— The exercise —
Below are some records; give them all again exactly, but not the pictures.

— Given information —

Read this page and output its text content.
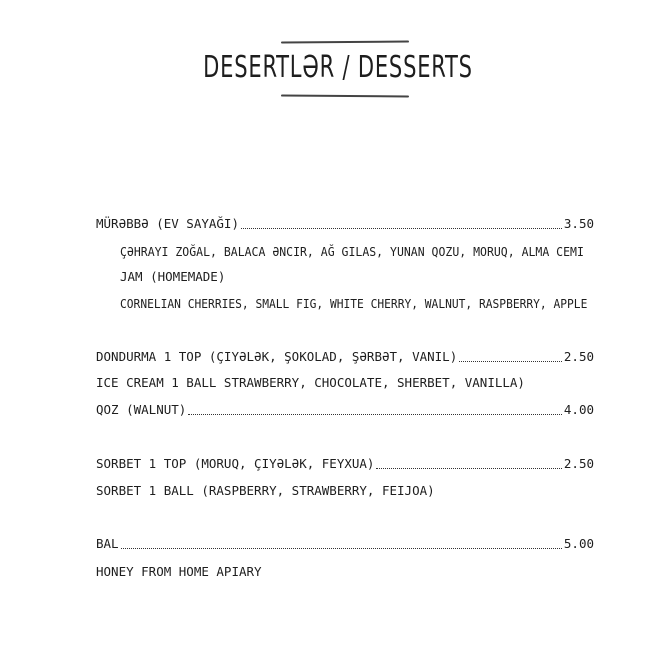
DESERTLƏR / DESSERTS
MÜRƏBBƏ (EV SAYAĞI)	3.50
ÇƏHRAYI ZOĞAL, BALACA ƏNCIR, AĞ GILAS, YUNAN QOZU, MORUQ, ALMA CEMI
JAM (HOMEMADE)
CORNELIAN CHERRIES, SMALL FIG, WHITE CHERRY, WALNUT, RASPBERRY, APPLE
DONDURMA 1 TOP (ÇIYƏLƏK, ŞOKOLAD, ŞƏRBƏT, VANIL)	2.50
ICE CREAM 1 BALL STRAWBERRY, CHOCOLATE, SHERBET, VANILLA)
QOZ (WALNUT)	4.00
SORBET 1 TOP (MORUQ, ÇIYƏLƏK, FEYXUA)	2.50
SORBET 1 BALL (RASPBERRY, STRAWBERRY, FEIJOA)
BAL	5.00
HONEY FROM HOME APIARY
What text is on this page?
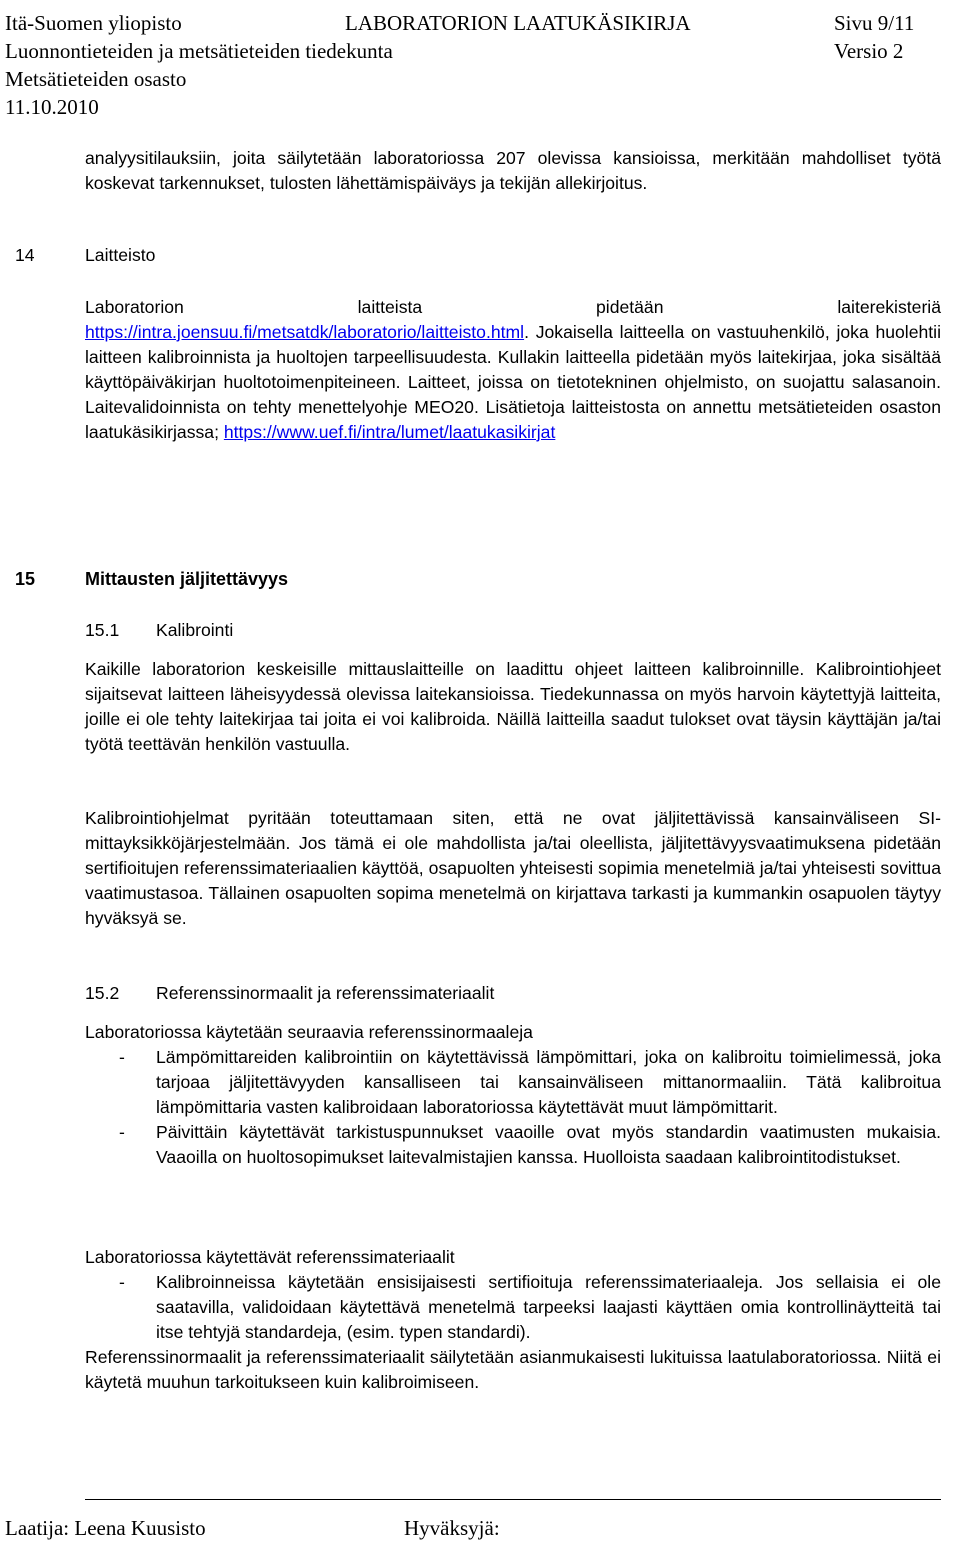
Itä-Suomen yliopisto	LABORATORION LAATUKÄSIKIRJA	Sivu 9/11
Luonnontieteiden ja metsätieteiden tiedekunta	Versio 2
Metsätieteiden osasto
11.10.2010
analyysitilauksiin, joita säilytetään laboratoriossa 207 olevissa kansioissa, merkitään mahdolliset työtä koskevat tarkennukset, tulosten lähettämispäiväys ja tekijän allekirjoitus.
14	Laitteisto
Laboratorion	laitteista	pidetään	laiterekisteriä

https://intra.joensuu.fi/metsatdk/laboratorio/laitteisto.html. Jokaisella laitteella on vastuuhenkilö, joka huolehtii laitteen kalibroinnista ja huoltojen tarpeellisuudesta. Kullakin laitteella pidetään myös laitekirjaa, joka sisältää käyttöpäiväkirjan huoltotoimenpiteineen. Laitteet, joissa on tietotekninen ohjelmisto, on suojattu salasanoin. Laitevalidoinnista on tehty menettelyohje MEO20. Lisätietoja laitteistosta on annettu metsätieteiden osaston laatukäsikirjassa; https://www.uef.fi/intra/lumet/laatukasikirjat

15	Mittausten jäljitettävyys
15.1 Kalibrointi
Kaikille laboratorion keskeisille mittauslaitteille on laadittu ohjeet laitteen kalibroinnille. Kalibrointiohjeet sijaitsevat laitteen läheisyydessä olevissa laitekansioissa. Tiedekunnassa on myös harvoin käytettyjä laitteita, joille ei ole tehty laitekirjaa tai joita ei voi kalibroida. Näillä laitteilla saadut tulokset ovat täysin käyttäjän ja/tai työtä teettävän henkilön vastuulla.
Kalibrointiohjelmat pyritään toteuttamaan siten, että ne ovat jäljitettävissä kansainväliseen SI-mittayksikköjärjestelmään. Jos tämä ei ole mahdollista ja/tai oleellista, jäljitettävyysvaatimuksena pidetään sertifioitujen referenssimateriaalien käyttöä, osapuolten yhteisesti sopimia menetelmiä ja/tai yhteisesti sovittua vaatimustasoa. Tällainen osapuolten sopima menetelmä on kirjattava tarkasti ja kummankin osapuolen täytyy hyväksyä se.
15.2 Referenssinormaalit ja referenssimateriaalit

Laboratoriossa käytetään seuraavia referenssinormaaleja

- Lämpömittareiden kalibrointiin on käytettävissä lämpömittari, joka on kalibroitu toimielimessä, joka tarjoaa jäljitettävyyden kansalliseen tai kansainväliseen mittanormaaliin. Tätä kalibroitua lämpömittaria vasten kalibroidaan laboratoriossa käytettävät muut lämpömittarit.
- Päivittäin käytettävät tarkistuspunnukset vaaoille ovat myös standardin vaatimusten mukaisia. Vaaoilla on huoltosopimukset laitevalmistajien kanssa. Huolloista saadaan kalibrointitodistukset.

Laboratoriossa käytettävät referenssimateriaalit

- Kalibroinneissa käytetään ensisijaisesti sertifioituja referenssimateriaaleja. Jos sellaisia ei ole saatavilla, validoidaan käytettävä menetelmä tarpeeksi laajasti käyttäen omia kontrollinäytteitä tai itse tehtyjä standardeja, (esim. typen standardi).

Referenssinormaalit ja referenssimateriaalit säilytetään asianmukaisesti lukituissa laatulaboratoriossa. Niitä ei käytetä muuhun tarkoitukseen kuin kalibroimiseen.

Laatija: Leena Kuusisto	Hyväksyjä:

— Full response —
Read this page and output its text content.
DESERTLƏR / DESSERTS
MÜRƏBBƏ (EV SAYAĞI)	3.50
ÇƏHRAYI ZOĞAL, BALACA ƏNCIR, AĞ GILAS, YUNAN QOZU, MORUQ, ALMA CEMI
JAM (HOMEMADE)
CORNELIAN CHERRIES, SMALL FIG, WHITE CHERRY, WALNUT, RASPBERRY, APPLE
DONDURMA 1 TOP (ÇIYƏLƏK, ŞOKOLAD, ŞƏRBƏT, VANIL)	2.50
ICE CREAM 1 BALL STRAWBERRY, CHOCOLATE, SHERBET, VANILLA)
QOZ (WALNUT)	4.00
SORBET 1 TOP (MORUQ, ÇIYƏLƏK, FEYXUA)	2.50
SORBET 1 BALL (RASPBERRY, STRAWBERRY, FEIJOA)
BAL	5.00
HONEY FROM HOME APIARY
What text is on this page?
Itä-Suomen yliopisto	LABORATORION LAATUKÄSIKIRJA	Sivu 9/11
Luonnontieteiden ja metsätieteiden tiedekunta	Versio 2
Metsätieteiden osasto
11.10.2010
analyysitilauksiin, joita säilytetään laboratoriossa 207 olevissa kansioissa, merkitään mahdolliset työtä koskevat tarkennukset, tulosten lähettämispäiväys ja tekijän allekirjoitus.
14	Laitteisto
Laboratorion	laitteista	pidetään	laiterekisteriä

https://intra.joensuu.fi/metsatdk/laboratorio/laitteisto.html. Jokaisella laitteella on vastuuhenkilö, joka huolehtii laitteen kalibroinnista ja huoltojen tarpeellisuudesta. Kullakin laitteella pidetään myös laitekirjaa, joka sisältää käyttöpäiväkirjan huoltotoimenpiteineen. Laitteet, joissa on tietotekninen ohjelmisto, on suojattu salasanoin. Laitevalidoinnista on tehty menettelyohje MEO20. Lisätietoja laitteistosta on annettu metsätieteiden osaston laatukäsikirjassa; https://www.uef.fi/intra/lumet/laatukasikirjat

15	Mittausten jäljitettävyys
15.1 Kalibrointi
Kaikille laboratorion keskeisille mittauslaitteille on laadittu ohjeet laitteen kalibroinnille. Kalibrointiohjeet sijaitsevat laitteen läheisyydessä olevissa laitekansioissa. Tiedekunnassa on myös harvoin käytettyjä laitteita, joille ei ole tehty laitekirjaa tai joita ei voi kalibroida. Näillä laitteilla saadut tulokset ovat täysin käyttäjän ja/tai työtä teettävän henkilön vastuulla.
Kalibrointiohjelmat pyritään toteuttamaan siten, että ne ovat jäljitettävissä kansainväliseen SI-mittayksikköjärjestelmään. Jos tämä ei ole mahdollista ja/tai oleellista, jäljitettävyysvaatimuksena pidetään sertifioitujen referenssimateriaalien käyttöä, osapuolten yhteisesti sopimia menetelmiä ja/tai yhteisesti sovittua vaatimustasoa. Tällainen osapuolten sopima menetelmä on kirjattava tarkasti ja kummankin osapuolen täytyy hyväksyä se.
15.2 Referenssinormaalit ja referenssimateriaalit

Laboratoriossa käytetään seuraavia referenssinormaaleja

- Lämpömittareiden kalibrointiin on käytettävissä lämpömittari, joka on kalibroitu toimielimessä, joka tarjoaa jäljitettävyyden kansalliseen tai kansainväliseen mittanormaaliin. Tätä kalibroitua lämpömittaria vasten kalibroidaan laboratoriossa käytettävät muut lämpömittarit.
- Päivittäin käytettävät tarkistuspunnukset vaaoille ovat myös standardin vaatimusten mukaisia. Vaaoilla on huoltosopimukset laitevalmistajien kanssa. Huolloista saadaan kalibrointitodistukset.

Laboratoriossa käytettävät referenssimateriaalit

- Kalibroinneissa käytetään ensisijaisesti sertifioituja referenssimateriaaleja. Jos sellaisia ei ole saatavilla, validoidaan käytettävä menetelmä tarpeeksi laajasti käyttäen omia kontrollinäytteitä tai itse tehtyjä standardeja, (esim. typen standardi).

Referenssinormaalit ja referenssimateriaalit säilytetään asianmukaisesti lukituissa laatulaboratoriossa. Niitä ei käytetä muuhun tarkoitukseen kuin kalibroimiseen.

Laatija: Leena Kuusisto	Hyväksyjä:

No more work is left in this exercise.